▸ PROBLEM: Exclude the pictures and reproduce the remaining data exactly as written.

▸ GIVEN RECORDS:
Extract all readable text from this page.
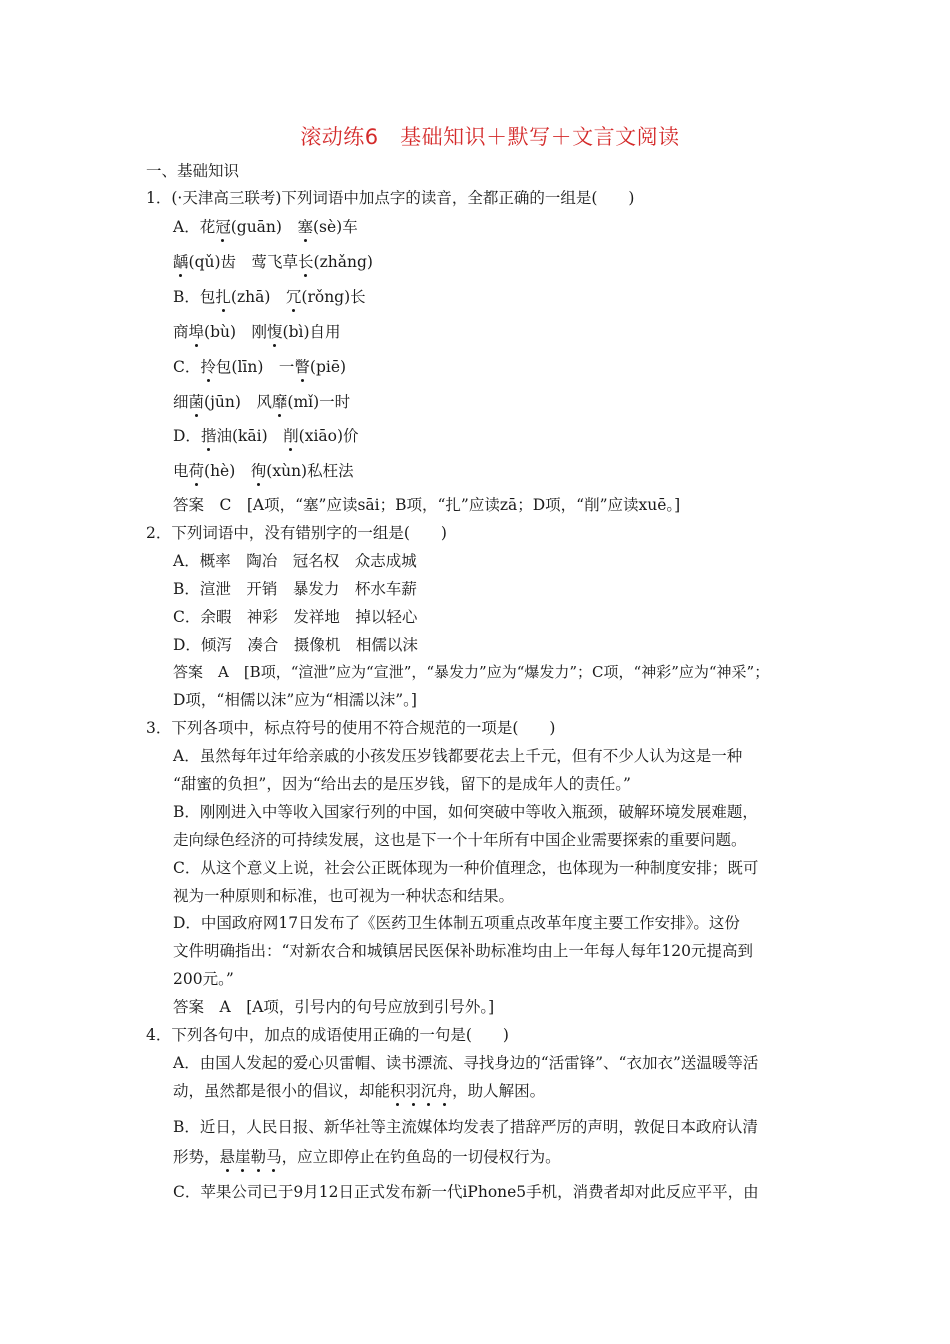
滚动练6　基础知识＋默写＋文言文阅读
一、基础知识
1．(·天津高三联考)下列词语中加点字的读音，全都正确的一组是(　　)
A．花冠(guān)　塞(sè)车
龋(qǔ)齿　莺飞草长(zhǎng)
B．包扎(zhā)　冗(rǒng)长
商埠(bù)　刚愎(bì)自用
C．拎包(līn)　一瞥(piē)
细菌(jūn)　风靡(mǐ)一时
D．揩油(kāi)　削(xiāo)价
电荷(hè)　徇(xùn)私枉法
答案　C　[A项，“塞”应读sāi；B项，“扎”应读zā；D项，“削”应读xuē。]
2．下列词语中，没有错别字的一组是(　　)
A．概率　陶冶　冠名权　众志成城
B．渲泄　开销　暴发力　杯水车薪
C．余暇　神彩　发祥地　掉以轻心
D．倾泻　凑合　摄像机　相儒以沫
答案　A　[B项，“渲泄”应为“宣泄”，“暴发力”应为“爆发力”；C项，“神彩”应为“神采”；
D项，“相儒以沫”应为“相濡以沫”。]
3．下列各项中，标点符号的使用不符合规范的一项是(　　)
A．虽然每年过年给亲戚的小孩发压岁钱都要花去上千元，但有不少人认为这是一种
“甜蜜的负担”，因为“给出去的是压岁钱，留下的是成年人的责任。”
B．刚刚进入中等收入国家行列的中国，如何突破中等收入瓶颈，破解环境发展难题，
走向绿色经济的可持续发展，这也是下一个十年所有中国企业需要探索的重要问题。
C．从这个意义上说，社会公正既体现为一种价值理念，也体现为一种制度安排；既可
视为一种原则和标准，也可视为一种状态和结果。
D．中国政府网17日发布了《医药卫生体制五项重点改革年度主要工作安排》。这份
文件明确指出：“对新农合和城镇居民医保补助标准均由上一年每人每年120元提高到
200元。”
答案　A　[A项，引号内的句号应放到引号外。]
4．下列各句中，加点的成语使用正确的一句是(　　)
A．由国人发起的爱心贝雷帽、读书漂流、寻找身边的“活雷锋”、“衣加衣”送温暖等活
动，虽然都是很小的倡议，却能积羽沉舟，助人解困。
B．近日，人民日报、新华社等主流媒体均发表了措辞严厉的声明，敦促日本政府认清
形势，悬崖勒马，应立即停止在钓鱼岛的一切侵权行为。
C．苹果公司已于9月12日正式发布新一代iPhone5手机，消费者却对此反应平平，由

▸ RESPONSE TO THIS TASK:
Extract all readable text from this page.
滚动练6　基础知识＋默写＋文言文阅读
一、基础知识
1．(·天津高三联考)下列词语中加点字的读音，全都正确的一组是(　　)
A．花冠(guān)　塞(sè)车
龋(qǔ)齿　莺飞草长(zhǎng)
B．包扎(zhā)　冗(rǒng)长
商埠(bù)　刚愎(bì)自用
C．拎包(līn)　一瞥(piē)
细菌(jūn)　风靡(mǐ)一时
D．揩油(kāi)　削(xiāo)价
电荷(hè)　徇(xùn)私枉法
答案　C　[A项，“塞”应读sāi；B项，“扎”应读zā；D项，“削”应读xuē。]
2．下列词语中，没有错别字的一组是(　　)
A．概率　陶冶　冠名权　众志成城
B．渲泄　开销　暴发力　杯水车薪
C．余暇　神彩　发祥地　掉以轻心
D．倾泻　凑合　摄像机　相儒以沫
答案　A　[B项，“渲泄”应为“宣泄”，“暴发力”应为“爆发力”；C项，“神彩”应为“神采”；
D项，“相儒以沫”应为“相濡以沫”。]
3．下列各项中，标点符号的使用不符合规范的一项是(　　)
A．虽然每年过年给亲戚的小孩发压岁钱都要花去上千元，但有不少人认为这是一种
“甜蜜的负担”，因为“给出去的是压岁钱，留下的是成年人的责任。”
B．刚刚进入中等收入国家行列的中国，如何突破中等收入瓶颈，破解环境发展难题，
走向绿色经济的可持续发展，这也是下一个十年所有中国企业需要探索的重要问题。
C．从这个意义上说，社会公正既体现为一种价值理念，也体现为一种制度安排；既可
视为一种原则和标准，也可视为一种状态和结果。
D．中国政府网17日发布了《医药卫生体制五项重点改革年度主要工作安排》。这份
文件明确指出：“对新农合和城镇居民医保补助标准均由上一年每人每年120元提高到
200元。”
答案　A　[A项，引号内的句号应放到引号外。]
4．下列各句中，加点的成语使用正确的一句是(　　)
A．由国人发起的爱心贝雷帽、读书漂流、寻找身边的“活雷锋”、“衣加衣”送温暖等活
动，虽然都是很小的倡议，却能积羽沉舟，助人解困。
B．近日，人民日报、新华社等主流媒体均发表了措辞严厉的声明，敦促日本政府认清
形势，悬崖勒马，应立即停止在钓鱼岛的一切侵权行为。
C．苹果公司已于9月12日正式发布新一代iPhone5手机，消费者却对此反应平平，由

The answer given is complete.